──────── Supplied records ────────
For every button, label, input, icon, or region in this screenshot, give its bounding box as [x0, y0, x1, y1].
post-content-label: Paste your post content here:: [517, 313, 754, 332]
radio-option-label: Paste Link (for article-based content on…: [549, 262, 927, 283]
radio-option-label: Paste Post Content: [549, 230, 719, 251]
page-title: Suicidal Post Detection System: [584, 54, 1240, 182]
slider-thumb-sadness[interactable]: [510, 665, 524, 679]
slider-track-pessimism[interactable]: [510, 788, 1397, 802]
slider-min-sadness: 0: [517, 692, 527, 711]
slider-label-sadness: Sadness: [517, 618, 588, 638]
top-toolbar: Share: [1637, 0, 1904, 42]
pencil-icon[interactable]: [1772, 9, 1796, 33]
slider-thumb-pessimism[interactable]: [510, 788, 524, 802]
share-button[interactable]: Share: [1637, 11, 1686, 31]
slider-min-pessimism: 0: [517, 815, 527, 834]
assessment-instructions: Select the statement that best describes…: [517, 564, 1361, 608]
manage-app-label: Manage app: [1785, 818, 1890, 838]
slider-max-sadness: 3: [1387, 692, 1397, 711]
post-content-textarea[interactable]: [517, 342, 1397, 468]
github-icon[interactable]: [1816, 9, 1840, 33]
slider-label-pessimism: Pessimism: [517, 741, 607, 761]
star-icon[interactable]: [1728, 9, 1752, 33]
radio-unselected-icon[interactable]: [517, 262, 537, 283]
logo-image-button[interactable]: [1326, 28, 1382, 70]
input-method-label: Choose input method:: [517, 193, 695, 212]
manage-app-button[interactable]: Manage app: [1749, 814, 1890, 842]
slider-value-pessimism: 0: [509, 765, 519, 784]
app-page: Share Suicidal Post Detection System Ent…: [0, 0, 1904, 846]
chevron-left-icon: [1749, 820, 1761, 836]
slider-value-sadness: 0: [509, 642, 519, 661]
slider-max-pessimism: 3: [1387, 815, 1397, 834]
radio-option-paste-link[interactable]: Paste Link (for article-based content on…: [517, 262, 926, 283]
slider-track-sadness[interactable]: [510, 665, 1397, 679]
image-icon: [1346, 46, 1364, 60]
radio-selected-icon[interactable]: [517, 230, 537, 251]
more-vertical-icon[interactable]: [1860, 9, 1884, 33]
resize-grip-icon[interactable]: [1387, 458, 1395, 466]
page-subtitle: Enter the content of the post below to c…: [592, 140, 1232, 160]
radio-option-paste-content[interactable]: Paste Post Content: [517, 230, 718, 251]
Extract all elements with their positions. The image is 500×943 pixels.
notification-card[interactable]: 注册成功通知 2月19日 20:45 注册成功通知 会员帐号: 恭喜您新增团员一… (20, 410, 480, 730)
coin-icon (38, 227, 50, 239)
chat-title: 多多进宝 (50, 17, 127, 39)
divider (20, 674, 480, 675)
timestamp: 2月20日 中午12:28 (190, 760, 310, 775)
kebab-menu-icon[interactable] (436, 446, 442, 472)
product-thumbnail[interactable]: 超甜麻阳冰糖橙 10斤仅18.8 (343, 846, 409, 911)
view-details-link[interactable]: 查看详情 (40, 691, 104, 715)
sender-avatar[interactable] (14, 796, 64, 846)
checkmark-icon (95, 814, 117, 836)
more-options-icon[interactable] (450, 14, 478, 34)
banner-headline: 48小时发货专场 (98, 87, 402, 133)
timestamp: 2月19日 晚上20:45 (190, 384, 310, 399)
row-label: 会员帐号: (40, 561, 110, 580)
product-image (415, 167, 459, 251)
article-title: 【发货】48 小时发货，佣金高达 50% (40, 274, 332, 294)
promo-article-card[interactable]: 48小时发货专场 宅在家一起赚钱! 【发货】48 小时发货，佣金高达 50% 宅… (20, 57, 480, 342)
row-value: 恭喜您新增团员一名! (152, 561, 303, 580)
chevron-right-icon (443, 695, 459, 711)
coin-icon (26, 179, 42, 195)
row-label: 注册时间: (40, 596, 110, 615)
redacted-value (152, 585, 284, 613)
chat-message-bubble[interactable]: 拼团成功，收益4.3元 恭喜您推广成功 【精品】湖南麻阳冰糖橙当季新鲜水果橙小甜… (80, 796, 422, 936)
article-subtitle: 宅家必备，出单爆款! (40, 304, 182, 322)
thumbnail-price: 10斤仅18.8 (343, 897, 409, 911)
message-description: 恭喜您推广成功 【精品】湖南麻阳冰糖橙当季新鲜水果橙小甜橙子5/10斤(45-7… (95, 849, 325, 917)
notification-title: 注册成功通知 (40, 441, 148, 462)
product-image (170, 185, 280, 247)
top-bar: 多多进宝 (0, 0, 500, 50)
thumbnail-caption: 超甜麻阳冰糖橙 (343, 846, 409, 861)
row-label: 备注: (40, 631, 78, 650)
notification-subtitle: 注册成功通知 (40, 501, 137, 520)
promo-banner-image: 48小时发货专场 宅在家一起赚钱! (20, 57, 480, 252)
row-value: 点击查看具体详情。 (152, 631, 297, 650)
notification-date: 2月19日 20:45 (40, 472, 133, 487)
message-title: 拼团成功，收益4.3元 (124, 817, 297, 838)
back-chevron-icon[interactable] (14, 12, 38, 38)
────────
What to do >>
Rewrite all of these lines with "Manage app" changed to "App settings" wherever it appears, and leave everything else as it is.

Answer to this task >>
For every button, label, input, icon, or region in this screenshot, give its bounding box as [x0, y0, x1, y1].
post-content-label: Paste your post content here:: [517, 313, 754, 332]
radio-option-label: Paste Link (for article-based content on…: [549, 262, 927, 283]
radio-option-label: Paste Post Content: [549, 230, 719, 251]
page-title: Suicidal Post Detection System: [584, 54, 1240, 182]
slider-thumb-sadness[interactable]: [510, 665, 524, 679]
slider-track-pessimism[interactable]: [510, 788, 1397, 802]
slider-min-sadness: 0: [517, 692, 527, 711]
slider-label-sadness: Sadness: [517, 618, 588, 638]
top-toolbar: Share: [1637, 0, 1904, 42]
pencil-icon[interactable]: [1772, 9, 1796, 33]
slider-thumb-pessimism[interactable]: [510, 788, 524, 802]
share-button[interactable]: Share: [1637, 11, 1686, 31]
slider-min-pessimism: 0: [517, 815, 527, 834]
assessment-instructions: Select the statement that best describes…: [517, 564, 1361, 608]
manage-app-label: App settings: [1785, 818, 1890, 838]
slider-max-sadness: 3: [1387, 692, 1397, 711]
post-content-textarea[interactable]: [517, 342, 1397, 468]
github-icon[interactable]: [1816, 9, 1840, 33]
slider-label-pessimism: Pessimism: [517, 741, 607, 761]
star-icon[interactable]: [1728, 9, 1752, 33]
radio-unselected-icon[interactable]: [517, 262, 537, 283]
logo-image-button[interactable]: [1326, 28, 1382, 70]
input-method-label: Choose input method:: [517, 193, 695, 212]
manage-app-button[interactable]: App settings: [1749, 814, 1890, 842]
slider-value-pessimism: 0: [509, 765, 519, 784]
app-page: Share Suicidal Post Detection System Ent…: [0, 0, 1904, 846]
chevron-left-icon: [1749, 820, 1761, 836]
slider-value-sadness: 0: [509, 642, 519, 661]
slider-max-pessimism: 3: [1387, 815, 1397, 834]
radio-option-paste-link[interactable]: Paste Link (for article-based content on…: [517, 262, 926, 283]
slider-track-sadness[interactable]: [510, 665, 1397, 679]
image-icon: [1346, 46, 1364, 60]
radio-selected-icon[interactable]: [517, 230, 537, 251]
more-vertical-icon[interactable]: [1860, 9, 1884, 33]
resize-grip-icon[interactable]: [1387, 458, 1395, 466]
page-subtitle: Enter the content of the post below to c…: [592, 140, 1232, 160]
radio-option-paste-content[interactable]: Paste Post Content: [517, 230, 718, 251]
Extract all elements with their positions. The image is 500×943 pixels.
notification-card[interactable]: 注册成功通知 2月19日 20:45 注册成功通知 会员帐号: 恭喜您新增团员一… (20, 410, 480, 730)
coin-icon (38, 227, 50, 239)
chat-title: 多多进宝 (50, 17, 127, 39)
divider (20, 674, 480, 675)
timestamp: 2月20日 中午12:28 (190, 760, 310, 775)
kebab-menu-icon[interactable] (436, 446, 442, 472)
product-thumbnail[interactable]: 超甜麻阳冰糖橙 10斤仅18.8 (343, 846, 409, 911)
view-details-link[interactable]: 查看详情 (40, 691, 104, 715)
sender-avatar[interactable] (14, 796, 64, 846)
checkmark-icon (95, 814, 117, 836)
more-options-icon[interactable] (450, 14, 478, 34)
banner-headline: 48小时发货专场 (98, 87, 402, 133)
timestamp: 2月19日 晚上20:45 (190, 384, 310, 399)
row-label: 会员帐号: (40, 561, 110, 580)
product-image (415, 167, 459, 251)
article-title: 【发货】48 小时发货，佣金高达 50% (40, 274, 332, 294)
promo-article-card[interactable]: 48小时发货专场 宅在家一起赚钱! 【发货】48 小时发货，佣金高达 50% 宅… (20, 57, 480, 342)
row-value: 恭喜您新增团员一名! (152, 561, 303, 580)
chevron-right-icon (443, 695, 459, 711)
coin-icon (26, 179, 42, 195)
row-label: 注册时间: (40, 596, 110, 615)
redacted-value (152, 585, 284, 613)
chat-message-bubble[interactable]: 拼团成功，收益4.3元 恭喜您推广成功 【精品】湖南麻阳冰糖橙当季新鲜水果橙小甜… (80, 796, 422, 936)
article-subtitle: 宅家必备，出单爆款! (40, 304, 182, 322)
thumbnail-price: 10斤仅18.8 (343, 897, 409, 911)
message-description: 恭喜您推广成功 【精品】湖南麻阳冰糖橙当季新鲜水果橙小甜橙子5/10斤(45-7… (95, 849, 325, 917)
notification-title: 注册成功通知 (40, 441, 148, 462)
product-image (170, 185, 280, 247)
top-bar: 多多进宝 (0, 0, 500, 50)
thumbnail-caption: 超甜麻阳冰糖橙 (343, 846, 409, 861)
row-label: 备注: (40, 631, 78, 650)
notification-subtitle: 注册成功通知 (40, 501, 137, 520)
promo-banner-image: 48小时发货专场 宅在家一起赚钱! (20, 57, 480, 252)
row-value: 点击查看具体详情。 (152, 631, 297, 650)
notification-date: 2月19日 20:45 (40, 472, 133, 487)
message-title: 拼团成功，收益4.3元 (124, 817, 297, 838)
back-chevron-icon[interactable] (14, 12, 38, 38)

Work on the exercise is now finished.